[SHORT TASK] Transcribe the listing verbatim. Do not carry over any pictures.
- - - - -
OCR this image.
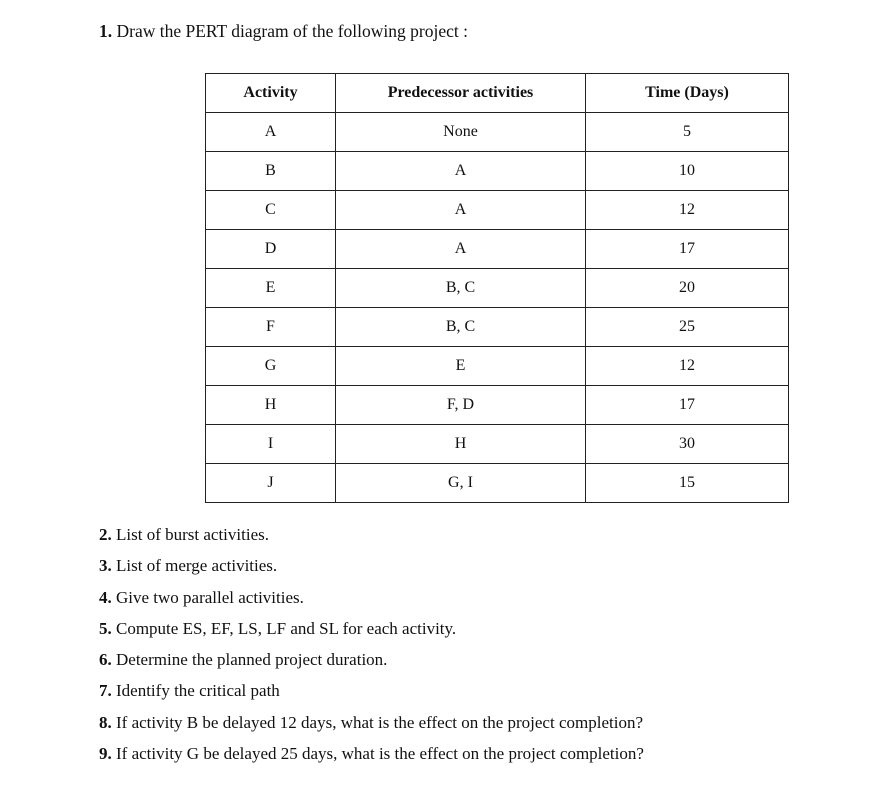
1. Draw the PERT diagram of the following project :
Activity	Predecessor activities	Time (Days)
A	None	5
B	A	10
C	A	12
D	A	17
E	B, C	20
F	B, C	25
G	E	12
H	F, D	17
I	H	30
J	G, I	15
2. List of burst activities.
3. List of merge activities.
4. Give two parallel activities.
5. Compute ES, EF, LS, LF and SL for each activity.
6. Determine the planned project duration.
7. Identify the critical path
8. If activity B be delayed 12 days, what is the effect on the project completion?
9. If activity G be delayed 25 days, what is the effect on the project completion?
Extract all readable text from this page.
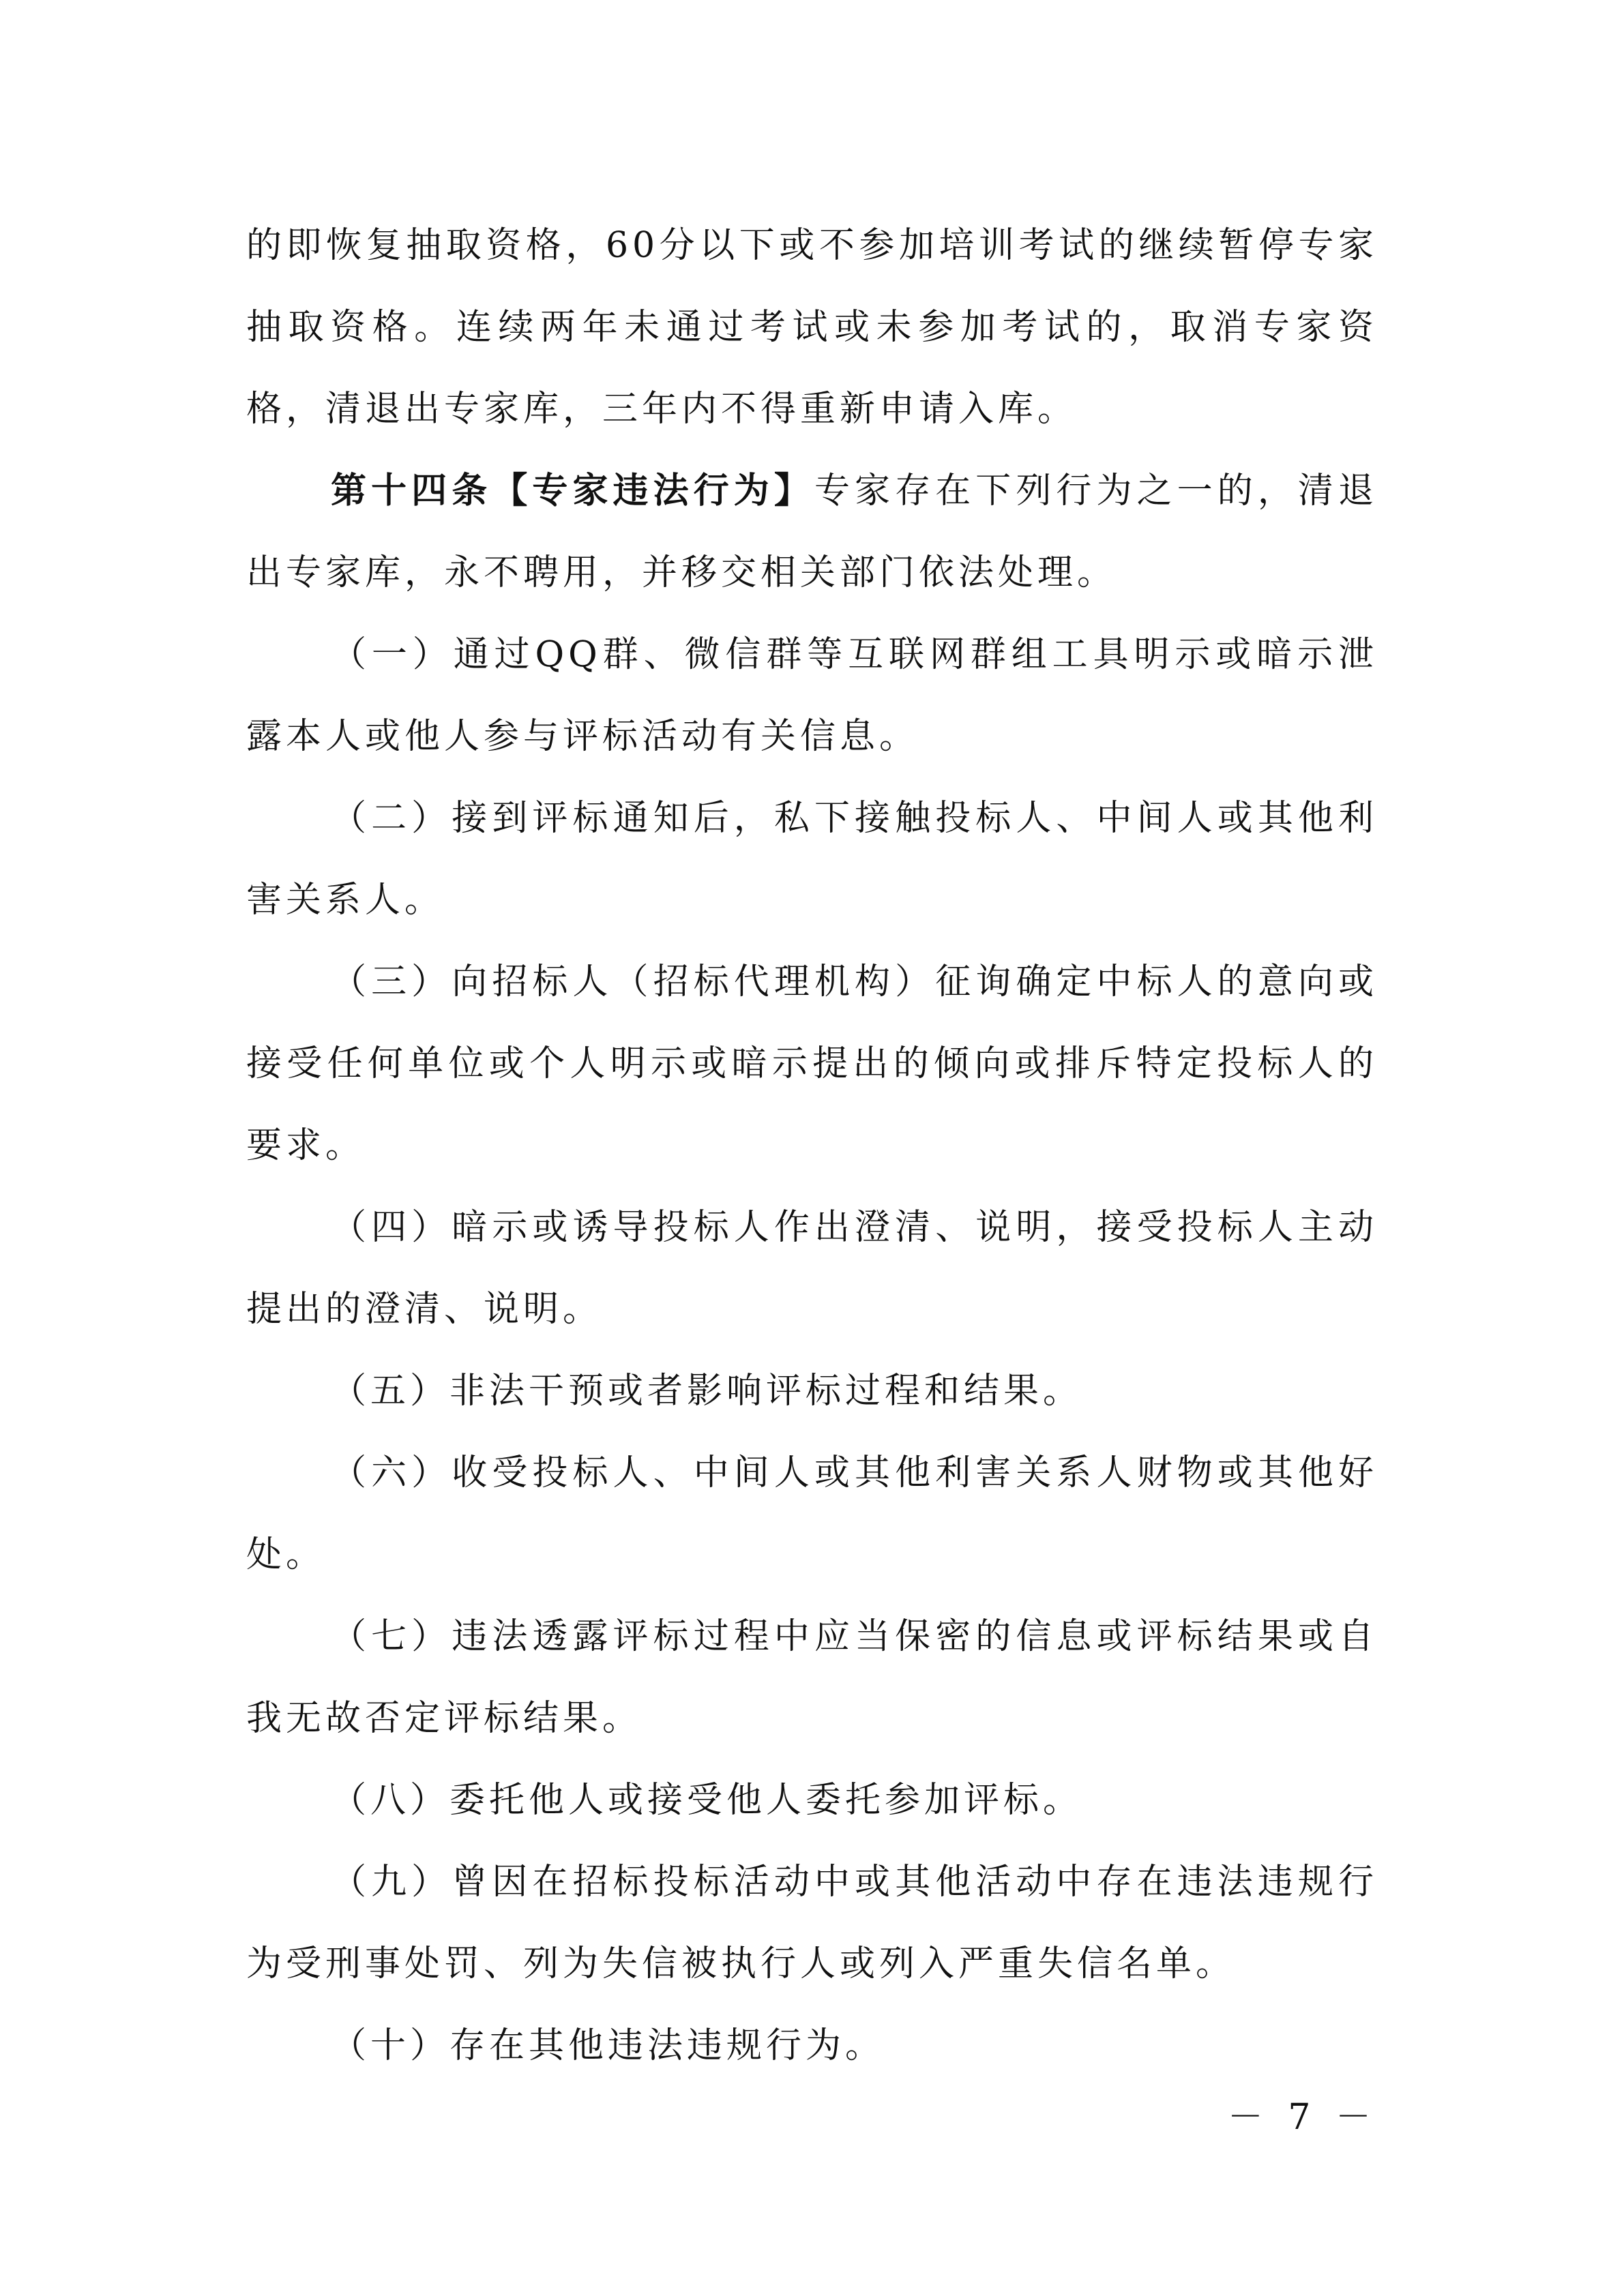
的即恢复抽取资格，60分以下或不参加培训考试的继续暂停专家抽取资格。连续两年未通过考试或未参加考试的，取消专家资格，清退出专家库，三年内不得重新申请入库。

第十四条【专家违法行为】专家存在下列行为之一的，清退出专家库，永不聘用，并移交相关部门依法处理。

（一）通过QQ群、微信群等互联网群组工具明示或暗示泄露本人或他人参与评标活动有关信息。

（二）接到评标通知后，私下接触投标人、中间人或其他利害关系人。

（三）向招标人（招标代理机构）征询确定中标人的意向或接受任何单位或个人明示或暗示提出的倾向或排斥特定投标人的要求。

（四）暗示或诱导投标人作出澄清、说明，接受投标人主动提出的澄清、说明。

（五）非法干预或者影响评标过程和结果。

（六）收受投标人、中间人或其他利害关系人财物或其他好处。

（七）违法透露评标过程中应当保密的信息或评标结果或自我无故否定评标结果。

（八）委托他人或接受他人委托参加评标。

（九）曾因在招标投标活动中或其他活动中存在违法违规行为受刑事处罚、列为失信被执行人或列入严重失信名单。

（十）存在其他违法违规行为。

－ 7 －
- - - - -
[TASK RESPONSE]
OCR this image.
1. Draw the PERT diagram of the following project :
Activity	Predecessor activities	Time (Days)
A	None	5
B	A	10
C	A	12
D	A	17
E	B, C	20
F	B, C	25
G	E	12
H	F, D	17
I	H	30
J	G, I	15
2. List of burst activities.
3. List of merge activities.
4. Give two parallel activities.
5. Compute ES, EF, LS, LF and SL for each activity.
6. Determine the planned project duration.
7. Identify the critical path
8. If activity B be delayed 12 days, what is the effect on the project completion?
9. If activity G be delayed 25 days, what is the effect on the project completion?
Extract all readable text from this page.
的即恢复抽取资格，60分以下或不参加培训考试的继续暂停专家抽取资格。连续两年未通过考试或未参加考试的，取消专家资格，清退出专家库，三年内不得重新申请入库。

第十四条【专家违法行为】专家存在下列行为之一的，清退出专家库，永不聘用，并移交相关部门依法处理。

（一）通过QQ群、微信群等互联网群组工具明示或暗示泄露本人或他人参与评标活动有关信息。

（二）接到评标通知后，私下接触投标人、中间人或其他利害关系人。

（三）向招标人（招标代理机构）征询确定中标人的意向或接受任何单位或个人明示或暗示提出的倾向或排斥特定投标人的要求。

（四）暗示或诱导投标人作出澄清、说明，接受投标人主动提出的澄清、说明。

（五）非法干预或者影响评标过程和结果。

（六）收受投标人、中间人或其他利害关系人财物或其他好处。

（七）违法透露评标过程中应当保密的信息或评标结果或自我无故否定评标结果。

（八）委托他人或接受他人委托参加评标。

（九）曾因在招标投标活动中或其他活动中存在违法违规行为受刑事处罚、列为失信被执行人或列入严重失信名单。

（十）存在其他违法违规行为。

－ 7 －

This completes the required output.